» **Goal of the exercise**
Count how many lines hold the string "JSON", and give only that number.

» **Data extract**

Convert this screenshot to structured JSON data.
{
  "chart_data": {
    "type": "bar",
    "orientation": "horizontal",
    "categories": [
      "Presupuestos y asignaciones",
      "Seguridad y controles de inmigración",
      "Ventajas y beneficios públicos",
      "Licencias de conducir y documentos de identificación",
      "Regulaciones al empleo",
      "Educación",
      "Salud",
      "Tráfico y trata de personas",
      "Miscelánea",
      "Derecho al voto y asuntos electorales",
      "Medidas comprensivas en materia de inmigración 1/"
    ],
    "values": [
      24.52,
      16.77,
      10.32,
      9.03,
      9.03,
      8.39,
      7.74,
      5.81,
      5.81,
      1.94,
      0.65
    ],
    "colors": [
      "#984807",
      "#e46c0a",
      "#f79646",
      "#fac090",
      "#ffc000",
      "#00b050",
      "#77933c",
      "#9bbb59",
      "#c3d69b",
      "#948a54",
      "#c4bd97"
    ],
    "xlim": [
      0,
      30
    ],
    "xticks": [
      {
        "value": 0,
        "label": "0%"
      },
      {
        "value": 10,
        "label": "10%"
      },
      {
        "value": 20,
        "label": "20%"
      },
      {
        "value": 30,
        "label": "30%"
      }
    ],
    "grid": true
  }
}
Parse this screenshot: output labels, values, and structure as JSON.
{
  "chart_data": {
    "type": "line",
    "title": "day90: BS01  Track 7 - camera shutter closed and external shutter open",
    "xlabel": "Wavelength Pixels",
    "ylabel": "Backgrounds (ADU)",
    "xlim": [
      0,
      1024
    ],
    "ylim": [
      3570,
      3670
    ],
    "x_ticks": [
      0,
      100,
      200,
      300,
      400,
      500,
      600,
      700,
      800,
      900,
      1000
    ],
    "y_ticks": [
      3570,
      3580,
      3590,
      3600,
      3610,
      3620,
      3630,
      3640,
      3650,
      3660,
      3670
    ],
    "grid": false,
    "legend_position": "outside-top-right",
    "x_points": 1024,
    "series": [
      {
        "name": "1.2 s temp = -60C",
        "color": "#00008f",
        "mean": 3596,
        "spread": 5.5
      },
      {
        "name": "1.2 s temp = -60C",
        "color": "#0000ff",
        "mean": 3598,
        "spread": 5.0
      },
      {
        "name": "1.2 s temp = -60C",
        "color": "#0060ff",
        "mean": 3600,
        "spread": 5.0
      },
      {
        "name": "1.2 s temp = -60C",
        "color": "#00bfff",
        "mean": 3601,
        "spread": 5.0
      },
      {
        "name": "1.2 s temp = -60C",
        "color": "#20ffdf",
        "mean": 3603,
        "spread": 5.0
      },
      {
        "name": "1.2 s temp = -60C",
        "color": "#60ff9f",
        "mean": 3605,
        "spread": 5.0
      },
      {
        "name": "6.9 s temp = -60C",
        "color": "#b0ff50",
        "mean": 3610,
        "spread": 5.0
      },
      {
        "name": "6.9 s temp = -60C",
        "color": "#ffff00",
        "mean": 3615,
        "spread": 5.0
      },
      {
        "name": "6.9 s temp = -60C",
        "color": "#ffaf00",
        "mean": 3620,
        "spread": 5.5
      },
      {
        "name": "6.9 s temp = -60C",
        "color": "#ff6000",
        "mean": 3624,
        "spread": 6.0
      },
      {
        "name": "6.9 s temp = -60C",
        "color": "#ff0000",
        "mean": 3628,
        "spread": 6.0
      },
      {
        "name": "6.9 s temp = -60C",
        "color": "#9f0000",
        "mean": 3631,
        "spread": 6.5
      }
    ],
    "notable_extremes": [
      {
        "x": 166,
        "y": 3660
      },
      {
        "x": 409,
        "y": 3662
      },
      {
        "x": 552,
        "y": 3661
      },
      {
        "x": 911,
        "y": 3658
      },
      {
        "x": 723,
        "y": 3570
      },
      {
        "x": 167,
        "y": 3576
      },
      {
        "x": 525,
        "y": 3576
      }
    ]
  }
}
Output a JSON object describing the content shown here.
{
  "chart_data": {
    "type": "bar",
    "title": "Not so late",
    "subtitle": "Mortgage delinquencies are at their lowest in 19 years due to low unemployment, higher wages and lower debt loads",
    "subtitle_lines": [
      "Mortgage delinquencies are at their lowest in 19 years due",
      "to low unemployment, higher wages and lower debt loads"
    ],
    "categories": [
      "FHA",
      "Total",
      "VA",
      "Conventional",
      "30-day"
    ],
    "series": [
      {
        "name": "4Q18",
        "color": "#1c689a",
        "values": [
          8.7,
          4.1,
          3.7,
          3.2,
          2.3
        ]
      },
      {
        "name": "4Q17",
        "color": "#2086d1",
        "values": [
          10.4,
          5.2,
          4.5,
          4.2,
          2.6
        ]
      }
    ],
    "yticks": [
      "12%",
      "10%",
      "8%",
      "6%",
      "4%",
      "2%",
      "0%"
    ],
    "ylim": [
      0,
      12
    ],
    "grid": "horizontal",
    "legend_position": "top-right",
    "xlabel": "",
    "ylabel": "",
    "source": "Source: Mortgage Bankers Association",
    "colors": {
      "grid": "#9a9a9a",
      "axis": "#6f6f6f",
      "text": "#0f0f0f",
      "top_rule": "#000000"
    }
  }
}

» **The reply**
3